● Set exercise
Filter the listing below, copying every line in which the word "into" appears.

══ Data shown ══

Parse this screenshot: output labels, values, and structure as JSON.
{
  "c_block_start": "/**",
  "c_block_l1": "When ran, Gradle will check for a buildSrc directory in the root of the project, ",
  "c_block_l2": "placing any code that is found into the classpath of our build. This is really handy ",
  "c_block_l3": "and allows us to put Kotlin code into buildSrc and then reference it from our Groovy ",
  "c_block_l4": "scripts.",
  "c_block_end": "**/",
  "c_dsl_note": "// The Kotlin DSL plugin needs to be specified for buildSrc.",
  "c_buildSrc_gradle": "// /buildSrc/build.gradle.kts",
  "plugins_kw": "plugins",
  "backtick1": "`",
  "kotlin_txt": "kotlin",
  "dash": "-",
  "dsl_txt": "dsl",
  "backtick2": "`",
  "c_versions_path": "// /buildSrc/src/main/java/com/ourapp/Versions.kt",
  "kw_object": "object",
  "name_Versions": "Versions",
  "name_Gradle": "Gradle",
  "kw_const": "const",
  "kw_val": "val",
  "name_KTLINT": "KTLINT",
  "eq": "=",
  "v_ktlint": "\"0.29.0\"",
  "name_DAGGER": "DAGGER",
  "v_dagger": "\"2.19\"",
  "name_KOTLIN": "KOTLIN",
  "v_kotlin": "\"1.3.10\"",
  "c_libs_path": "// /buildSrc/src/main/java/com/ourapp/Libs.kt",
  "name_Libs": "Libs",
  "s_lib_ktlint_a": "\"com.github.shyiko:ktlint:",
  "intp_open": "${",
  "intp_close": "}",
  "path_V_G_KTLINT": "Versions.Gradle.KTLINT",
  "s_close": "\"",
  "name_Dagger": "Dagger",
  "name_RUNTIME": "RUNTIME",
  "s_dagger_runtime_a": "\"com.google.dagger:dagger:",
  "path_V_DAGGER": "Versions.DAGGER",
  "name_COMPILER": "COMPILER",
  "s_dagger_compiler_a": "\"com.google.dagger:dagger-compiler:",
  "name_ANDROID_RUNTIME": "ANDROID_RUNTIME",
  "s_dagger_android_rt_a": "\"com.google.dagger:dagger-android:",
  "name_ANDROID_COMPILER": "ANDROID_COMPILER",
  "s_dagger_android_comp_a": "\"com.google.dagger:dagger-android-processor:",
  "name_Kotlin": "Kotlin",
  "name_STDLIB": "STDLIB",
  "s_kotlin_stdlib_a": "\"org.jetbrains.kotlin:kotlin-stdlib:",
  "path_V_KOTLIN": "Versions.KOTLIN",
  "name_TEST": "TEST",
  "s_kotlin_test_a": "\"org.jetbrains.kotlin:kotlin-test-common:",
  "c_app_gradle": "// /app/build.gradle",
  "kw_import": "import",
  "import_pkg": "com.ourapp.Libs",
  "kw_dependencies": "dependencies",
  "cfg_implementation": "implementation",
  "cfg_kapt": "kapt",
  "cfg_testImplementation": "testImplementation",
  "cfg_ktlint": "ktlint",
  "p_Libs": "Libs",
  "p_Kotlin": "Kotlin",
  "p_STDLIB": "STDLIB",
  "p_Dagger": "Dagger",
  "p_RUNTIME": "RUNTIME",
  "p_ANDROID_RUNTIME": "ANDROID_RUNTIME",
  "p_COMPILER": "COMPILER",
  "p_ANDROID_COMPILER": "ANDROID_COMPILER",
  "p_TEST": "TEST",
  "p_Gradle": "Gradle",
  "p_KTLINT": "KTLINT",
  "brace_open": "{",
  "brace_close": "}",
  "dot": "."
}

═══

● Solution to the exercise
  "c_block_l2": "placing any code that is found into the classpath of our build. This is really handy ",
  "c_block_l3": "and allows us to put Kotlin code into buildSrc and then reference it from our Groovy ",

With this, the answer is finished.